● **Brief**: Print the entries below line for line, leaving out the pictures.

[Element box entries]
»»
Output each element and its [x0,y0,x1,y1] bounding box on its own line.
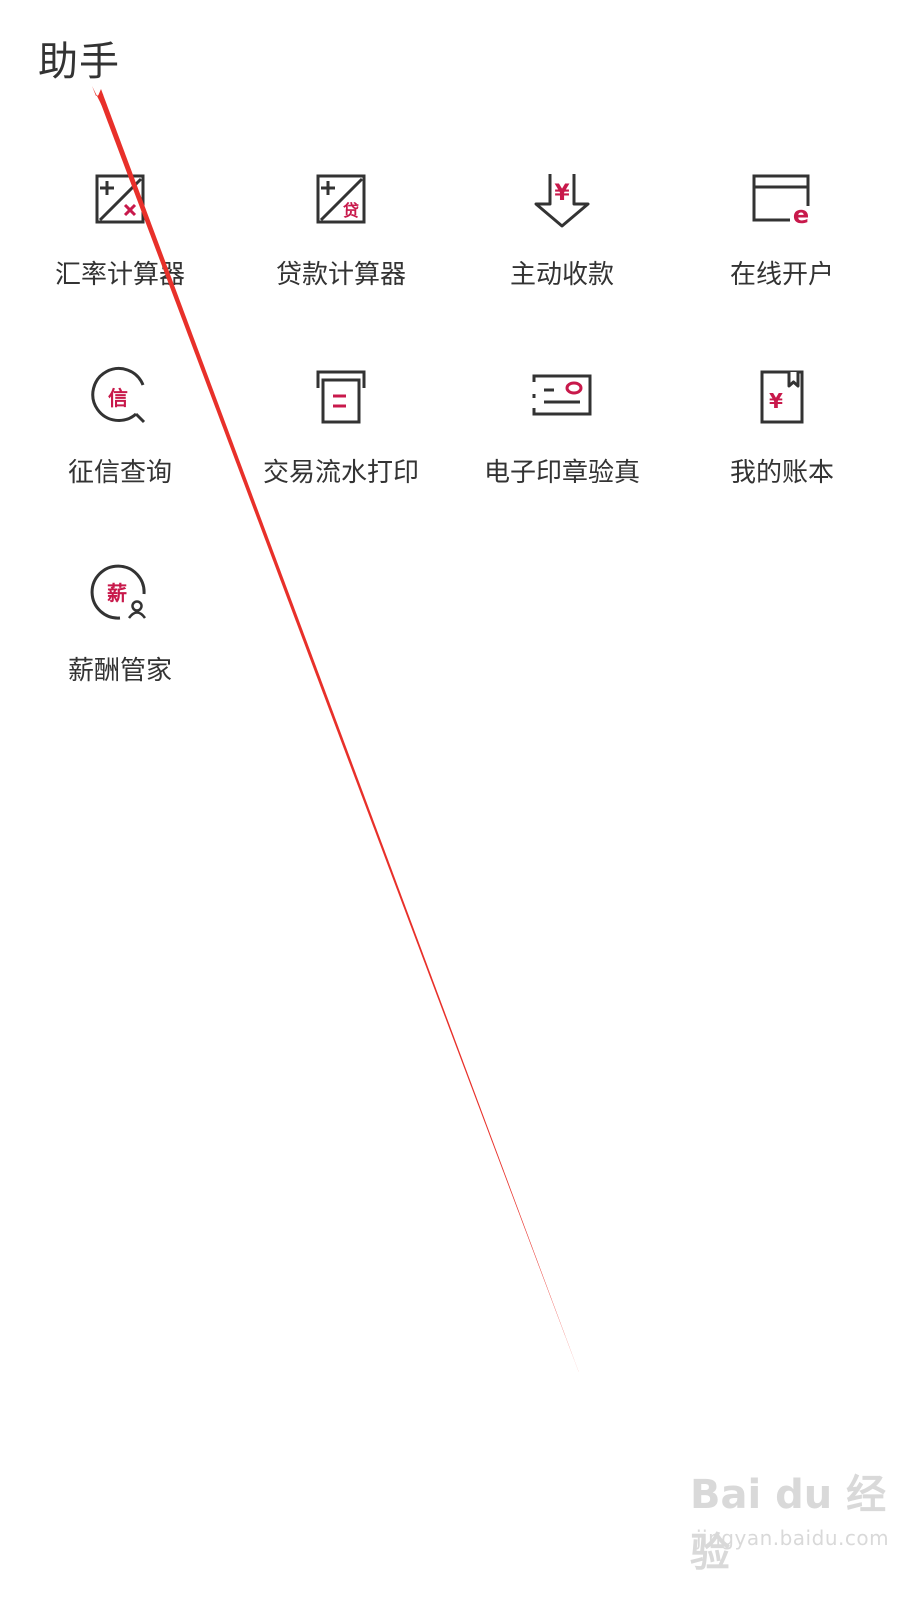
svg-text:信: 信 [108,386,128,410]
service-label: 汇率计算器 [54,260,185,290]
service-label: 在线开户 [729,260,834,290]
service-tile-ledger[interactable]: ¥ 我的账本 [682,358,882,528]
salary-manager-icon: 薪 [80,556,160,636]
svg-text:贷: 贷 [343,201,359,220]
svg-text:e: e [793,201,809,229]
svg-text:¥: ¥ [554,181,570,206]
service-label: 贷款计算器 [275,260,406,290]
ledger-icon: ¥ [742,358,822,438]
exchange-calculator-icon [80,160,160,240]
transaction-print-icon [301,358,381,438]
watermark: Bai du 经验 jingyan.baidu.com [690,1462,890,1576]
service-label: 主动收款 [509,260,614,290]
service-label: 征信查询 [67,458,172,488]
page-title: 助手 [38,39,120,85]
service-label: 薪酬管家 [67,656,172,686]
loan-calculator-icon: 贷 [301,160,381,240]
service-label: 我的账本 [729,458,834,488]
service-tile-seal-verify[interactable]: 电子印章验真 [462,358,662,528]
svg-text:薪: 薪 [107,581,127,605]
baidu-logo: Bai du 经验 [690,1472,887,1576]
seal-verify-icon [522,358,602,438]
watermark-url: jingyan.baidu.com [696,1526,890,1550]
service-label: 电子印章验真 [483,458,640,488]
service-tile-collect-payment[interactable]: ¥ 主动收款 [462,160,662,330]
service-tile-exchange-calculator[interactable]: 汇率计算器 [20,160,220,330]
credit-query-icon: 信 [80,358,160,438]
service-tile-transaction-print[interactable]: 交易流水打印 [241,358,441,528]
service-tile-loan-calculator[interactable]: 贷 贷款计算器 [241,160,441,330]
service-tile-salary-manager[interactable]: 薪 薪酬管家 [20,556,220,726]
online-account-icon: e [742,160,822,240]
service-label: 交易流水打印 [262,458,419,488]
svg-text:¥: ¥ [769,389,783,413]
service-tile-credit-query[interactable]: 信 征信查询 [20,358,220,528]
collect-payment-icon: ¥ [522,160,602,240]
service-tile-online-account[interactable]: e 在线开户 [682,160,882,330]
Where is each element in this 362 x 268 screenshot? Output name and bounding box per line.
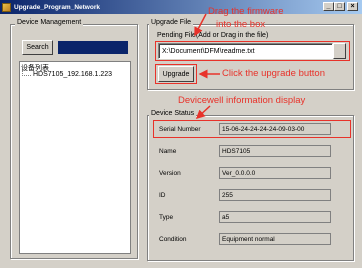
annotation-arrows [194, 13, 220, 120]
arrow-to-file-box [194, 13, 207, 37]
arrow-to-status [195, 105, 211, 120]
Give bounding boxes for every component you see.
««
● **Exercise answer**:
Output each element and its [x0,y0,x1,y1] bounding box on its own line.
svg-text:信: 信 [108,386,128,410]
service-label: 汇率计算器 [54,260,185,290]
service-label: 在线开户 [729,260,834,290]
service-tile-ledger[interactable]: ¥ 我的账本 [682,358,882,528]
salary-manager-icon: 薪 [80,556,160,636]
svg-text:贷: 贷 [343,201,359,220]
svg-text:e: e [793,201,809,229]
svg-text:¥: ¥ [554,181,570,206]
service-label: 贷款计算器 [275,260,406,290]
ledger-icon: ¥ [742,358,822,438]
exchange-calculator-icon [80,160,160,240]
transaction-print-icon [301,358,381,438]
watermark: Bai du 经验 jingyan.baidu.com [690,1462,890,1576]
service-label: 主动收款 [509,260,614,290]
service-label: 征信查询 [67,458,172,488]
page-title: 助手 [38,39,120,85]
service-label: 薪酬管家 [67,656,172,686]
loan-calculator-icon: 贷 [301,160,381,240]
service-label: 我的账本 [729,458,834,488]
service-tile-seal-verify[interactable]: 电子印章验真 [462,358,662,528]
svg-text:薪: 薪 [107,581,127,605]
baidu-logo: Bai du 经验 [690,1472,887,1576]
seal-verify-icon [522,358,602,438]
watermark-url: jingyan.baidu.com [696,1526,890,1550]
service-label: 电子印章验真 [483,458,640,488]
service-tile-collect-payment[interactable]: ¥ 主动收款 [462,160,662,330]
service-tile-exchange-calculator[interactable]: 汇率计算器 [20,160,220,330]
credit-query-icon: 信 [80,358,160,438]
service-tile-transaction-print[interactable]: 交易流水打印 [241,358,441,528]
service-tile-loan-calculator[interactable]: 贷 贷款计算器 [241,160,441,330]
service-tile-salary-manager[interactable]: 薪 薪酬管家 [20,556,220,726]
online-account-icon: e [742,160,822,240]
service-label: 交易流水打印 [262,458,419,488]
svg-text:¥: ¥ [769,389,783,413]
service-tile-credit-query[interactable]: 信 征信查询 [20,358,220,528]
collect-payment-icon: ¥ [522,160,602,240]
service-tile-online-account[interactable]: e 在线开户 [682,160,882,330]
Where is each element in this 362 x 268 screenshot? Output name and bounding box per line.
annotation-arrows [194, 13, 220, 120]
arrow-to-file-box [194, 13, 207, 37]
arrow-to-status [195, 105, 211, 120]
Give bounding boxes for every component you see.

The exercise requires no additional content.